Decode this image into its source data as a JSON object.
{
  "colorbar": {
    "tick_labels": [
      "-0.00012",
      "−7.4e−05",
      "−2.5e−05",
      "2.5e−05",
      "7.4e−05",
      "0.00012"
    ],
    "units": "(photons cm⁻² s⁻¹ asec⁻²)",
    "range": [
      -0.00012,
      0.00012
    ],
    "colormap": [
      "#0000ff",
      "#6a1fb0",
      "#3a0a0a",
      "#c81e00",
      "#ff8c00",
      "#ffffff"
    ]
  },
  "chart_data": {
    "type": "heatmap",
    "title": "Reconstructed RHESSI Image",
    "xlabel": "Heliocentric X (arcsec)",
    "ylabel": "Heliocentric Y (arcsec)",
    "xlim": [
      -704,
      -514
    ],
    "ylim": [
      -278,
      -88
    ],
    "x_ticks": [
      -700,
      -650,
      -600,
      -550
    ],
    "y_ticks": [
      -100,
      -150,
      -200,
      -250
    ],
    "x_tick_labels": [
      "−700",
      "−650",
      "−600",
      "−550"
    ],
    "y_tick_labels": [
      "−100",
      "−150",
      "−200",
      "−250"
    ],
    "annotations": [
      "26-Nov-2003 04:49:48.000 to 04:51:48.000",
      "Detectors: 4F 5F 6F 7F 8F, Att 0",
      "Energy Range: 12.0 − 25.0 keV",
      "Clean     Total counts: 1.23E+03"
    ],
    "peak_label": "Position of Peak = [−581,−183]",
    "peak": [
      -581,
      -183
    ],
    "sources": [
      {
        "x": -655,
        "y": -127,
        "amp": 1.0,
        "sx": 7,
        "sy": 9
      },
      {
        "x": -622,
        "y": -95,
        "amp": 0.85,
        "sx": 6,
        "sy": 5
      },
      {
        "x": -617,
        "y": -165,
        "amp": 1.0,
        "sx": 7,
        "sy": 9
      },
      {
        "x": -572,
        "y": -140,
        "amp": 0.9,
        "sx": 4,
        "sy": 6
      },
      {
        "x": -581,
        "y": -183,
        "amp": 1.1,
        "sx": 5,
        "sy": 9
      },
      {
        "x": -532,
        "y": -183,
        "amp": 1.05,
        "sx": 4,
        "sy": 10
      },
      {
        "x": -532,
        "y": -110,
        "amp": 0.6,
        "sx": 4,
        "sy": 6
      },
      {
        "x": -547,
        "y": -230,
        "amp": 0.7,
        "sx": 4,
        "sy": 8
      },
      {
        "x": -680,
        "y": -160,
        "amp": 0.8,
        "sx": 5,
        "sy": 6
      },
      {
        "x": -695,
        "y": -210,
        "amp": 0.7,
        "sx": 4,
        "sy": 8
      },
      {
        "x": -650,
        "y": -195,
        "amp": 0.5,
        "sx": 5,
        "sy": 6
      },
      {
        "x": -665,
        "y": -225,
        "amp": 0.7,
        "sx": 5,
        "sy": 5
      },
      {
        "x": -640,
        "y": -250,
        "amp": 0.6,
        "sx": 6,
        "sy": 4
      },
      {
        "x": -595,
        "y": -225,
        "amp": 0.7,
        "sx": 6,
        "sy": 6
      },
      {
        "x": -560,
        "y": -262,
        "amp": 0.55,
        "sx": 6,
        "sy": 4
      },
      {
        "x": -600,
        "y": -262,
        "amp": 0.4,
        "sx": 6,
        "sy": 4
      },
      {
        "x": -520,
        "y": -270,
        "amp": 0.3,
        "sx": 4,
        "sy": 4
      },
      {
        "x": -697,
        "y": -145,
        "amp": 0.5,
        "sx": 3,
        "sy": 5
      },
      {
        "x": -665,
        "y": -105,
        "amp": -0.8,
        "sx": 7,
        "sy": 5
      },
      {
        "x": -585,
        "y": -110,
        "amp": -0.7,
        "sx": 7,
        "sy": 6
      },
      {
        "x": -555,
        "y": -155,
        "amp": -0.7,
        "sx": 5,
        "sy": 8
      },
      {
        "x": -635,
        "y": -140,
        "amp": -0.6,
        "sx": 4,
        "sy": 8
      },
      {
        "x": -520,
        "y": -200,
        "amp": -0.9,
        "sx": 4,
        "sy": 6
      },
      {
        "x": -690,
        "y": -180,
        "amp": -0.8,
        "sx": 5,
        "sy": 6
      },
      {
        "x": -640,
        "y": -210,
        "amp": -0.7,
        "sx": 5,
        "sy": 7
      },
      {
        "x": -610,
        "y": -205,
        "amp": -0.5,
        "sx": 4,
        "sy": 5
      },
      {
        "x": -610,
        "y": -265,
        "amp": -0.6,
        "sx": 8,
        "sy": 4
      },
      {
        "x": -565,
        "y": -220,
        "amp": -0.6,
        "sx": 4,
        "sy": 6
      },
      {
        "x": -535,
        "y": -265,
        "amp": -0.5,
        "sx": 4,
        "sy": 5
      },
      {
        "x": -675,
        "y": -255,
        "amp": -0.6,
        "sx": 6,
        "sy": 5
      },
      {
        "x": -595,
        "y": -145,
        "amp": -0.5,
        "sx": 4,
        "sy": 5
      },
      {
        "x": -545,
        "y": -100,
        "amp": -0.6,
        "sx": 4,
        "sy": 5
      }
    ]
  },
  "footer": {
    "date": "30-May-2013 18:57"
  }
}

____________________

PROBLEM DESCRIPTION:
Take the lines above and print them exactly.

FULL ANSWER:
Decode this image into its source data as a JSON object.
{
  "colorbar": {
    "tick_labels": [
      "-0.00012",
      "−7.4e−05",
      "−2.5e−05",
      "2.5e−05",
      "7.4e−05",
      "0.00012"
    ],
    "units": "(photons cm⁻² s⁻¹ asec⁻²)",
    "range": [
      -0.00012,
      0.00012
    ],
    "colormap": [
      "#0000ff",
      "#6a1fb0",
      "#3a0a0a",
      "#c81e00",
      "#ff8c00",
      "#ffffff"
    ]
  },
  "chart_data": {
    "type": "heatmap",
    "title": "Reconstructed RHESSI Image",
    "xlabel": "Heliocentric X (arcsec)",
    "ylabel": "Heliocentric Y (arcsec)",
    "xlim": [
      -704,
      -514
    ],
    "ylim": [
      -278,
      -88
    ],
    "x_ticks": [
      -700,
      -650,
      -600,
      -550
    ],
    "y_ticks": [
      -100,
      -150,
      -200,
      -250
    ],
    "x_tick_labels": [
      "−700",
      "−650",
      "−600",
      "−550"
    ],
    "y_tick_labels": [
      "−100",
      "−150",
      "−200",
      "−250"
    ],
    "annotations": [
      "26-Nov-2003 04:49:48.000 to 04:51:48.000",
      "Detectors: 4F 5F 6F 7F 8F, Att 0",
      "Energy Range: 12.0 − 25.0 keV",
      "Clean     Total counts: 1.23E+03"
    ],
    "peak_label": "Position of Peak = [−581,−183]",
    "peak": [
      -581,
      -183
    ],
    "sources": [
      {
        "x": -655,
        "y": -127,
        "amp": 1.0,
        "sx": 7,
        "sy": 9
      },
      {
        "x": -622,
        "y": -95,
        "amp": 0.85,
        "sx": 6,
        "sy": 5
      },
      {
        "x": -617,
        "y": -165,
        "amp": 1.0,
        "sx": 7,
        "sy": 9
      },
      {
        "x": -572,
        "y": -140,
        "amp": 0.9,
        "sx": 4,
        "sy": 6
      },
      {
        "x": -581,
        "y": -183,
        "amp": 1.1,
        "sx": 5,
        "sy": 9
      },
      {
        "x": -532,
        "y": -183,
        "amp": 1.05,
        "sx": 4,
        "sy": 10
      },
      {
        "x": -532,
        "y": -110,
        "amp": 0.6,
        "sx": 4,
        "sy": 6
      },
      {
        "x": -547,
        "y": -230,
        "amp": 0.7,
        "sx": 4,
        "sy": 8
      },
      {
        "x": -680,
        "y": -160,
        "amp": 0.8,
        "sx": 5,
        "sy": 6
      },
      {
        "x": -695,
        "y": -210,
        "amp": 0.7,
        "sx": 4,
        "sy": 8
      },
      {
        "x": -650,
        "y": -195,
        "amp": 0.5,
        "sx": 5,
        "sy": 6
      },
      {
        "x": -665,
        "y": -225,
        "amp": 0.7,
        "sx": 5,
        "sy": 5
      },
      {
        "x": -640,
        "y": -250,
        "amp": 0.6,
        "sx": 6,
        "sy": 4
      },
      {
        "x": -595,
        "y": -225,
        "amp": 0.7,
        "sx": 6,
        "sy": 6
      },
      {
        "x": -560,
        "y": -262,
        "amp": 0.55,
        "sx": 6,
        "sy": 4
      },
      {
        "x": -600,
        "y": -262,
        "amp": 0.4,
        "sx": 6,
        "sy": 4
      },
      {
        "x": -520,
        "y": -270,
        "amp": 0.3,
        "sx": 4,
        "sy": 4
      },
      {
        "x": -697,
        "y": -145,
        "amp": 0.5,
        "sx": 3,
        "sy": 5
      },
      {
        "x": -665,
        "y": -105,
        "amp": -0.8,
        "sx": 7,
        "sy": 5
      },
      {
        "x": -585,
        "y": -110,
        "amp": -0.7,
        "sx": 7,
        "sy": 6
      },
      {
        "x": -555,
        "y": -155,
        "amp": -0.7,
        "sx": 5,
        "sy": 8
      },
      {
        "x": -635,
        "y": -140,
        "amp": -0.6,
        "sx": 4,
        "sy": 8
      },
      {
        "x": -520,
        "y": -200,
        "amp": -0.9,
        "sx": 4,
        "sy": 6
      },
      {
        "x": -690,
        "y": -180,
        "amp": -0.8,
        "sx": 5,
        "sy": 6
      },
      {
        "x": -640,
        "y": -210,
        "amp": -0.7,
        "sx": 5,
        "sy": 7
      },
      {
        "x": -610,
        "y": -205,
        "amp": -0.5,
        "sx": 4,
        "sy": 5
      },
      {
        "x": -610,
        "y": -265,
        "amp": -0.6,
        "sx": 8,
        "sy": 4
      },
      {
        "x": -565,
        "y": -220,
        "amp": -0.6,
        "sx": 4,
        "sy": 6
      },
      {
        "x": -535,
        "y": -265,
        "amp": -0.5,
        "sx": 4,
        "sy": 5
      },
      {
        "x": -675,
        "y": -255,
        "amp": -0.6,
        "sx": 6,
        "sy": 5
      },
      {
        "x": -595,
        "y": -145,
        "amp": -0.5,
        "sx": 4,
        "sy": 5
      },
      {
        "x": -545,
        "y": -100,
        "amp": -0.6,
        "sx": 4,
        "sy": 5
      }
    ]
  },
  "footer": {
    "date": "30-May-2013 18:57"
  }
}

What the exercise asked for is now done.